» **WRITTEN TASK**: Copy the entries below word for word, leaving out the pictures.

Records:
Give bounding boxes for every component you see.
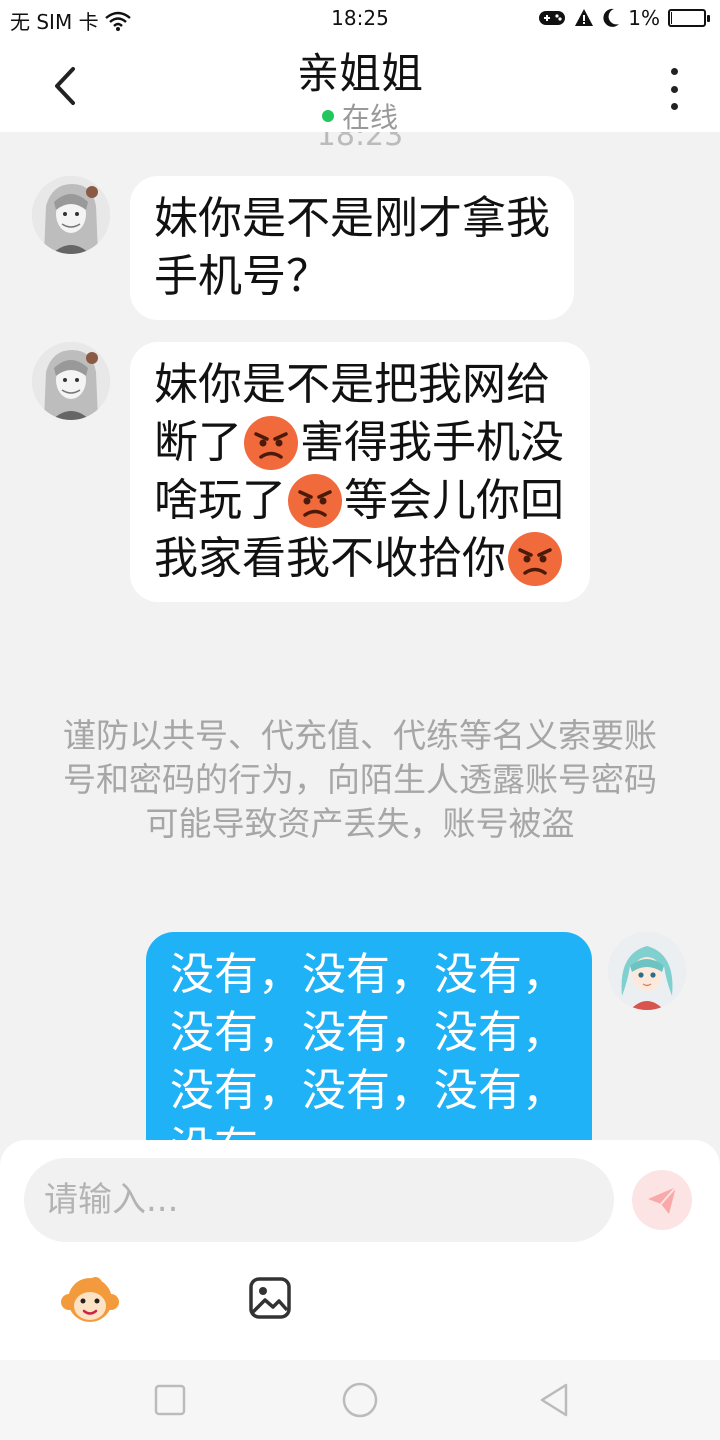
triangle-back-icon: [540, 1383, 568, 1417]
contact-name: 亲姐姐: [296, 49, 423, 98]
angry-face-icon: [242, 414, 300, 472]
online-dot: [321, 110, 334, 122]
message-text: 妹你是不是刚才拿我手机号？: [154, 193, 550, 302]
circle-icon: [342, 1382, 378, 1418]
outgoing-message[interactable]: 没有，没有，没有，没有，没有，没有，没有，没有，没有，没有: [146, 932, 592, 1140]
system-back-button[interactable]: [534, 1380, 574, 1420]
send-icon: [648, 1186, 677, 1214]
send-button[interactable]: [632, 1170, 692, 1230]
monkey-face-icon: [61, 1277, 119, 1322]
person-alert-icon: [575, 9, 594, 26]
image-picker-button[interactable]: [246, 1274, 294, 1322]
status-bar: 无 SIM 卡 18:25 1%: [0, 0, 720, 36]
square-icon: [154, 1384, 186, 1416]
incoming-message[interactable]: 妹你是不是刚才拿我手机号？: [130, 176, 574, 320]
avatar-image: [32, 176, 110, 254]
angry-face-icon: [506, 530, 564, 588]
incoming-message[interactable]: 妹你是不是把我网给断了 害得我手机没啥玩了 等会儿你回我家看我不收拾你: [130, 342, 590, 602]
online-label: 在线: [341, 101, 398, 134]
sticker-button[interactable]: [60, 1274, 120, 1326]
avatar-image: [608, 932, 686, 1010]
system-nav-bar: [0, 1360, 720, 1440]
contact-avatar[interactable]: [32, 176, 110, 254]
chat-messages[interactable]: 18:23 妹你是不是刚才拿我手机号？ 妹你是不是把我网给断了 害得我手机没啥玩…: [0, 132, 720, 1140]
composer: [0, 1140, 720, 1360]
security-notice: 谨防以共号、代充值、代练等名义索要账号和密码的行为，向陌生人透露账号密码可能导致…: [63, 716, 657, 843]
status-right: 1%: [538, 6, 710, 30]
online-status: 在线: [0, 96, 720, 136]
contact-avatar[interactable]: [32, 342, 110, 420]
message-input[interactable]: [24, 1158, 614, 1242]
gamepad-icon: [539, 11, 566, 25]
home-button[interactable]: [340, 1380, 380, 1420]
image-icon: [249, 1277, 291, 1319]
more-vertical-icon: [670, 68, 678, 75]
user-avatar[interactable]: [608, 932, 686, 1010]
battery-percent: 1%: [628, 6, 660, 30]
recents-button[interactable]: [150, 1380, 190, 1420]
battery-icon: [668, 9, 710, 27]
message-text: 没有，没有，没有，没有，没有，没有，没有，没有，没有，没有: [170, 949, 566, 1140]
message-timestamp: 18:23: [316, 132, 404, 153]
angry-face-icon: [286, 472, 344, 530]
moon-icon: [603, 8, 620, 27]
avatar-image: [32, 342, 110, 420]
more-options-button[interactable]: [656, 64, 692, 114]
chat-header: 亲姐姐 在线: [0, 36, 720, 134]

» **WRITTEN SOLUTION**:
Give bounding boxes for every component you see.
triangle-back-icon: [540, 1383, 568, 1417]
contact-name: 亲姐姐: [296, 49, 423, 98]
angry-face-icon: [242, 414, 300, 472]
online-dot: [321, 110, 334, 122]
message-text: 妹你是不是刚才拿我手机号？: [154, 193, 550, 302]
circle-icon: [342, 1382, 378, 1418]
outgoing-message[interactable]: 没有，没有，没有，没有，没有，没有，没有，没有，没有，没有: [146, 932, 592, 1140]
system-back-button[interactable]: [534, 1380, 574, 1420]
send-icon: [648, 1186, 677, 1214]
send-button[interactable]: [632, 1170, 692, 1230]
monkey-face-icon: [61, 1277, 119, 1322]
person-alert-icon: [575, 9, 594, 26]
image-picker-button[interactable]: [246, 1274, 294, 1322]
status-bar: 无 SIM 卡 18:25 1%: [0, 0, 720, 36]
square-icon: [154, 1384, 186, 1416]
incoming-message[interactable]: 妹你是不是刚才拿我手机号？: [130, 176, 574, 320]
avatar-image: [32, 176, 110, 254]
angry-face-icon: [506, 530, 564, 588]
incoming-message[interactable]: 妹你是不是把我网给断了 害得我手机没啥玩了 等会儿你回我家看我不收拾你: [130, 342, 590, 602]
online-label: 在线: [341, 101, 398, 134]
sticker-button[interactable]: [60, 1274, 120, 1326]
avatar-image: [608, 932, 686, 1010]
system-nav-bar: [0, 1360, 720, 1440]
contact-avatar[interactable]: [32, 176, 110, 254]
chat-messages[interactable]: 18:23 妹你是不是刚才拿我手机号？ 妹你是不是把我网给断了 害得我手机没啥玩…: [0, 132, 720, 1140]
composer: [0, 1140, 720, 1360]
security-notice: 谨防以共号、代充值、代练等名义索要账号和密码的行为，向陌生人透露账号密码可能导致…: [63, 716, 657, 843]
status-right: 1%: [538, 6, 710, 30]
online-status: 在线: [0, 96, 720, 136]
contact-avatar[interactable]: [32, 342, 110, 420]
message-input[interactable]: [24, 1158, 614, 1242]
gamepad-icon: [539, 11, 566, 25]
home-button[interactable]: [340, 1380, 380, 1420]
image-icon: [249, 1277, 291, 1319]
more-vertical-icon: [670, 68, 678, 75]
user-avatar[interactable]: [608, 932, 686, 1010]
battery-percent: 1%: [628, 6, 660, 30]
recents-button[interactable]: [150, 1380, 190, 1420]
battery-icon: [668, 9, 710, 27]
message-text: 没有，没有，没有，没有，没有，没有，没有，没有，没有，没有: [170, 949, 566, 1140]
message-timestamp: 18:23: [316, 132, 404, 153]
angry-face-icon: [286, 472, 344, 530]
moon-icon: [603, 8, 620, 27]
avatar-image: [32, 342, 110, 420]
more-options-button[interactable]: [656, 64, 692, 114]
chat-header: 亲姐姐 在线: [0, 36, 720, 134]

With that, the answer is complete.